begin SUPPLIED RECORDS
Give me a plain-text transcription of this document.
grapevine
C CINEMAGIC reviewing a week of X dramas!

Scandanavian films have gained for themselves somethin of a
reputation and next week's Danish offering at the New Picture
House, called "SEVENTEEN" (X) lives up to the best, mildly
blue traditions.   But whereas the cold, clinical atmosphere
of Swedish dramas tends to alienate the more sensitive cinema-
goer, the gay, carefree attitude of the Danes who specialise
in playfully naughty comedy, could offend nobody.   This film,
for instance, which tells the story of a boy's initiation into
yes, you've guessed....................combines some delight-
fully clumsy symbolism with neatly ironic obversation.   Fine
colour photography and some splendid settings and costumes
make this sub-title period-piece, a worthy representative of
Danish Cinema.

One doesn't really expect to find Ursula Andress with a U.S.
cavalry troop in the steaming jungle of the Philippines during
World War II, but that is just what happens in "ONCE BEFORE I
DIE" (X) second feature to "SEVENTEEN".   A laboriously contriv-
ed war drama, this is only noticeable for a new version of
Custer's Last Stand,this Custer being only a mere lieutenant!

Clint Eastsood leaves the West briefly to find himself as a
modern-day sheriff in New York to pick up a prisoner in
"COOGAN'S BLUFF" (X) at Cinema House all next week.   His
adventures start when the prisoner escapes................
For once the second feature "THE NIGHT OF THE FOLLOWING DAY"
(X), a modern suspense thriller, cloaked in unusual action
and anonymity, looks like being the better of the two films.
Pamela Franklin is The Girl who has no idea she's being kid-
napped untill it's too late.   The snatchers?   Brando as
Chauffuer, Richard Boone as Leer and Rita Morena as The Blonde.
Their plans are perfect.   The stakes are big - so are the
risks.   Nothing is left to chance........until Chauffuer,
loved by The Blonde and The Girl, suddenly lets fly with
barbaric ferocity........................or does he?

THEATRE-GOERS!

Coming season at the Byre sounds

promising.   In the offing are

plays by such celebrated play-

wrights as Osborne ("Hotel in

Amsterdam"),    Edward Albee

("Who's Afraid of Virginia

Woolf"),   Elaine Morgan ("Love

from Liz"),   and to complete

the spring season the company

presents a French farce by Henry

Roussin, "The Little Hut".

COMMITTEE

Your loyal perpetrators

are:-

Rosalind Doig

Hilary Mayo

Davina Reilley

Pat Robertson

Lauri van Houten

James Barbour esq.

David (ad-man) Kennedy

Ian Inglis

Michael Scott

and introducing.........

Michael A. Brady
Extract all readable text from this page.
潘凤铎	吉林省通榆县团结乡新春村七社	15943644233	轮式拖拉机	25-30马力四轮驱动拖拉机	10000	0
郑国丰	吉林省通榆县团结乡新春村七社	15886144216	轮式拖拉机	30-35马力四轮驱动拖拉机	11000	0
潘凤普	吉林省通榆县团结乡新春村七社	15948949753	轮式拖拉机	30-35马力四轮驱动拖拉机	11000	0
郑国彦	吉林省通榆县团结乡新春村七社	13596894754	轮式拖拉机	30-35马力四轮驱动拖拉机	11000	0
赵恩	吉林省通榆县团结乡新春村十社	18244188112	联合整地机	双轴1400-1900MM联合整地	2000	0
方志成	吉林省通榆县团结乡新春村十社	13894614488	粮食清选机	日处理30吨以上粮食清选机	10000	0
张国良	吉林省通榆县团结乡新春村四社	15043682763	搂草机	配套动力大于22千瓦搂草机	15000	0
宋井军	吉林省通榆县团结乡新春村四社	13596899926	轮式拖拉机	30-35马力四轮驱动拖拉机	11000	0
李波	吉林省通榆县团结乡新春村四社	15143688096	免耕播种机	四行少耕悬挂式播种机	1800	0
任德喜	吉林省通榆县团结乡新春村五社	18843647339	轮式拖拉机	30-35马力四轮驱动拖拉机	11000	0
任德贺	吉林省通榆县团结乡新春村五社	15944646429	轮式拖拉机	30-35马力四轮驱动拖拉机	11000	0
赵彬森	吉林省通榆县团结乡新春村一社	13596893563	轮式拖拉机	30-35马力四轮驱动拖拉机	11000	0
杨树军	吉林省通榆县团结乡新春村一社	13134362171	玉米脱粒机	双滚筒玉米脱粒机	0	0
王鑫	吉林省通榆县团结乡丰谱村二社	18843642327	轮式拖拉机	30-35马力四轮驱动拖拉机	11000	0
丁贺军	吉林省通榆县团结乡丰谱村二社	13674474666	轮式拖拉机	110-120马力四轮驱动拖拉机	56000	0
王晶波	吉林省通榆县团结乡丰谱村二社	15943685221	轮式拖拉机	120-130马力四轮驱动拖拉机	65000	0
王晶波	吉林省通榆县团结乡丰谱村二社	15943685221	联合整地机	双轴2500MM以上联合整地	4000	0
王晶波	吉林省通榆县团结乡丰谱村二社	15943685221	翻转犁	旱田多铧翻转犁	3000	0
end SUPPLIED RECORDS
begin SUPPLIED RECORDS
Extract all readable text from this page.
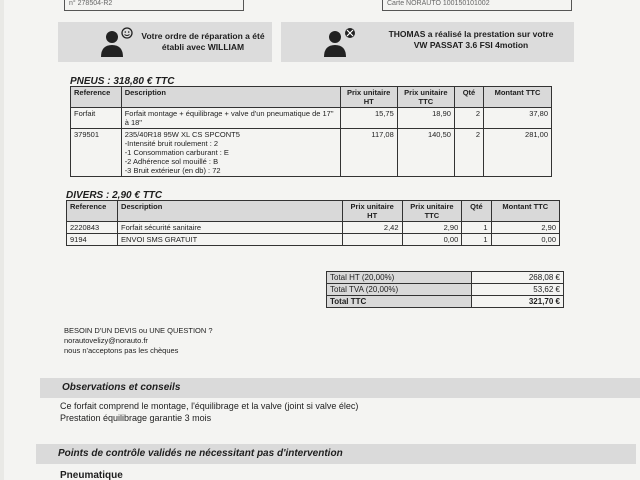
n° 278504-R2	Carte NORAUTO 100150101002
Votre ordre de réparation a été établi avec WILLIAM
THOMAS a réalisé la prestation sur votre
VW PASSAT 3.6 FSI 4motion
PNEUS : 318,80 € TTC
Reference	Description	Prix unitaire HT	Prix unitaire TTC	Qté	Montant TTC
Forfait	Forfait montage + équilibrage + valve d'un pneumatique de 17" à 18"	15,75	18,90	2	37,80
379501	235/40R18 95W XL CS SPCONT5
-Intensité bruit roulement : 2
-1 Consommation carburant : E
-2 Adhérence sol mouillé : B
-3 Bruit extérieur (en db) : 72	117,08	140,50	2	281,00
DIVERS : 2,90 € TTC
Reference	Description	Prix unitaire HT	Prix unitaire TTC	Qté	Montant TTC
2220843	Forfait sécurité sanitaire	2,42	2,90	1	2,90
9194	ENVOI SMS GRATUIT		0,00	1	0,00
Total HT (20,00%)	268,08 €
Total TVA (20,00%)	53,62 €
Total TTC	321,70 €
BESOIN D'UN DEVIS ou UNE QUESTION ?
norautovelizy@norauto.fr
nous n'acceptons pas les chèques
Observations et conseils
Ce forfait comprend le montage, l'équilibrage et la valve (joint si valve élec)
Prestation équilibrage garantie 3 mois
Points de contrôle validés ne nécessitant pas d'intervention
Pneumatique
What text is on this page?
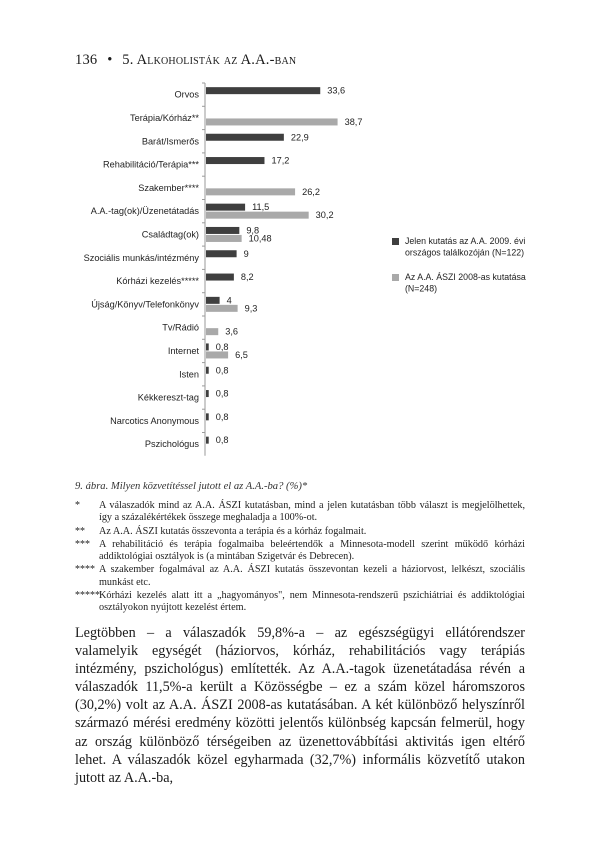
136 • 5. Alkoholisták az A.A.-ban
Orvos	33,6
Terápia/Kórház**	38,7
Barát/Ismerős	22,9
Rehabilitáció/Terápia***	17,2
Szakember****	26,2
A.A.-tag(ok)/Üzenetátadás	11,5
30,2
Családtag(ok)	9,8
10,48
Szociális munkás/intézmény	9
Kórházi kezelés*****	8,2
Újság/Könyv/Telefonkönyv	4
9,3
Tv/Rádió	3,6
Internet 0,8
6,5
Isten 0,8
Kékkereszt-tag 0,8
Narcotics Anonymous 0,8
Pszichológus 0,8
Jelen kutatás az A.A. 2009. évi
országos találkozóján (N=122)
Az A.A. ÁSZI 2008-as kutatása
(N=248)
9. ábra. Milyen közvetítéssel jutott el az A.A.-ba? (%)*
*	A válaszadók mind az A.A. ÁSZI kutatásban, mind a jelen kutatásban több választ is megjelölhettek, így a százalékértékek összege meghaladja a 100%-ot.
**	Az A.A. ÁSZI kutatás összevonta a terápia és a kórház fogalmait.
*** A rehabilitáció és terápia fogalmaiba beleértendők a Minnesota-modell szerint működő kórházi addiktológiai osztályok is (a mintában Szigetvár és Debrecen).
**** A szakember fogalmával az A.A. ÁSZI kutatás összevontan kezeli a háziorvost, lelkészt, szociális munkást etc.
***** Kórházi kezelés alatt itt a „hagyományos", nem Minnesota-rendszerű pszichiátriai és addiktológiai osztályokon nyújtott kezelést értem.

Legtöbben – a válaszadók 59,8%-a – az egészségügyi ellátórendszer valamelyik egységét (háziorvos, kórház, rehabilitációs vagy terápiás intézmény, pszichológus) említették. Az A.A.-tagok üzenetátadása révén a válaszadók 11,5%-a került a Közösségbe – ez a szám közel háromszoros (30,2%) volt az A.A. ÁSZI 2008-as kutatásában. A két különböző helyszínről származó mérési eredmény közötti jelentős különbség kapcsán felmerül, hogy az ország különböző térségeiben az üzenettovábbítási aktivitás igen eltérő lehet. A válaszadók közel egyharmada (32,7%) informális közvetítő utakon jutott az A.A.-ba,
end SUPPLIED RECORDS
begin SUPPLIED RECORDS
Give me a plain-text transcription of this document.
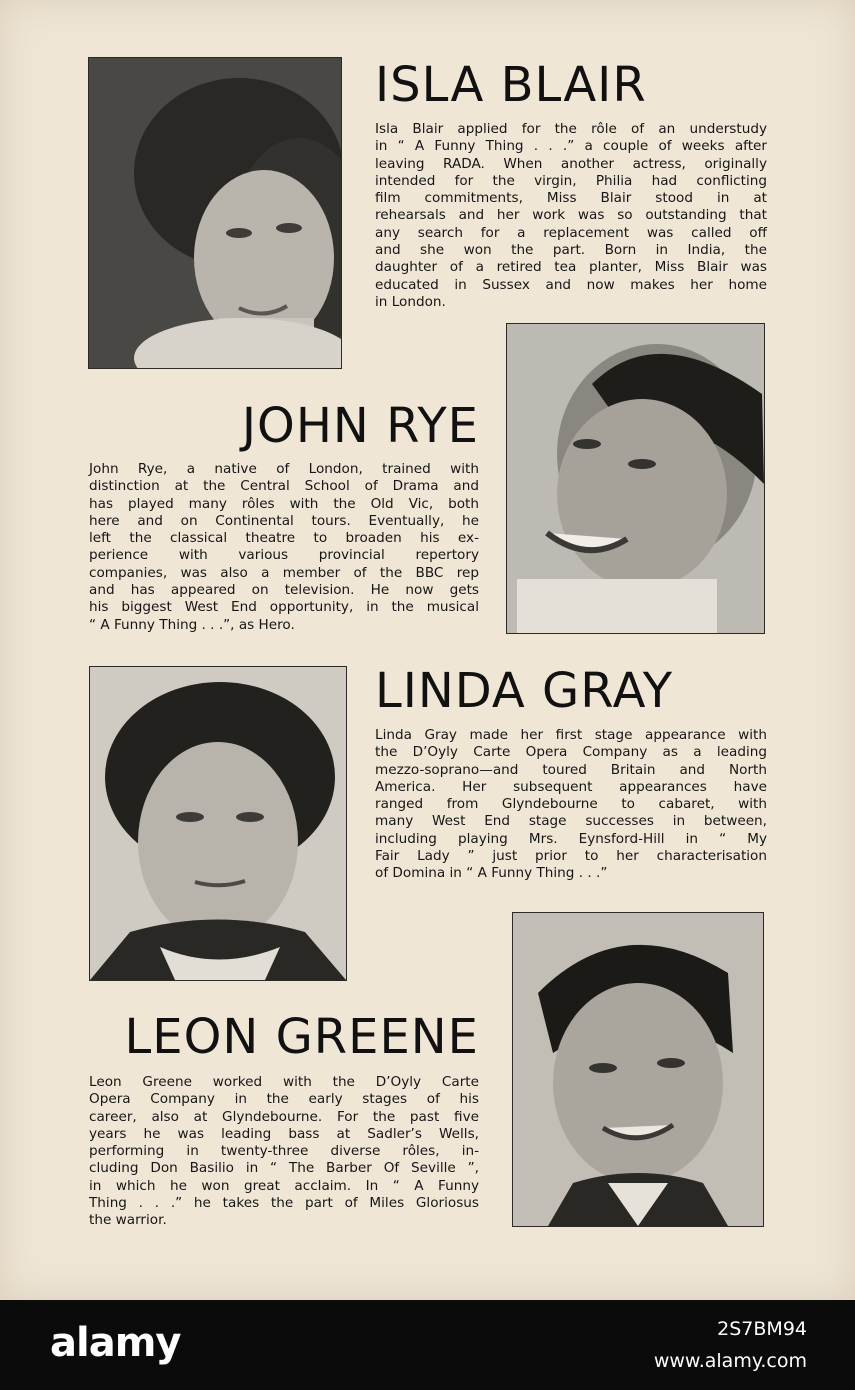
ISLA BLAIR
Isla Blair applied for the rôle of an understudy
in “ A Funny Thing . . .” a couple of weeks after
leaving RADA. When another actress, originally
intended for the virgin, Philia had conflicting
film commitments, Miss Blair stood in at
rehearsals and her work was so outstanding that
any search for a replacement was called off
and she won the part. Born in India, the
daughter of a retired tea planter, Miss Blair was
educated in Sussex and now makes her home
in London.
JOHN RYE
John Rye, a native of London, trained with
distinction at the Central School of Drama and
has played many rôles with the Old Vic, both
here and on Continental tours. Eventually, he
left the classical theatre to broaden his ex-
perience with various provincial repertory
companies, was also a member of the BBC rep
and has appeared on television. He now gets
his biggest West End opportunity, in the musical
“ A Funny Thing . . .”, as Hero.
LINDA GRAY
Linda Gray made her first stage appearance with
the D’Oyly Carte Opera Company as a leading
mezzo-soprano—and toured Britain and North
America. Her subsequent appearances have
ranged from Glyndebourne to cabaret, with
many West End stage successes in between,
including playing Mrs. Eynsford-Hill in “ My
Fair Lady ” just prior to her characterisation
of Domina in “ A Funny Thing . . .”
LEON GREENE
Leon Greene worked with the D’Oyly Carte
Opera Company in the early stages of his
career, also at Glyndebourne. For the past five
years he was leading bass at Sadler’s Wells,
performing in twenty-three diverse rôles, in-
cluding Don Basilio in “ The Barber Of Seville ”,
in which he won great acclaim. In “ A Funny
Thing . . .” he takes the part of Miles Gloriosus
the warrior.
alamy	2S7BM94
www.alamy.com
end SUPPLIED RECORDS
WHAT YOU NEED TO DO — Above are the records; copy every line in them that holds the word "montage".

TASK ANSWER —
Forfait	Forfait montage + équilibrage + valve d'un pneumatique de 17" à 18"	15,75	18,90	2	37,80
Ce forfait comprend le montage, l'équilibrage et la valve (joint si valve élec)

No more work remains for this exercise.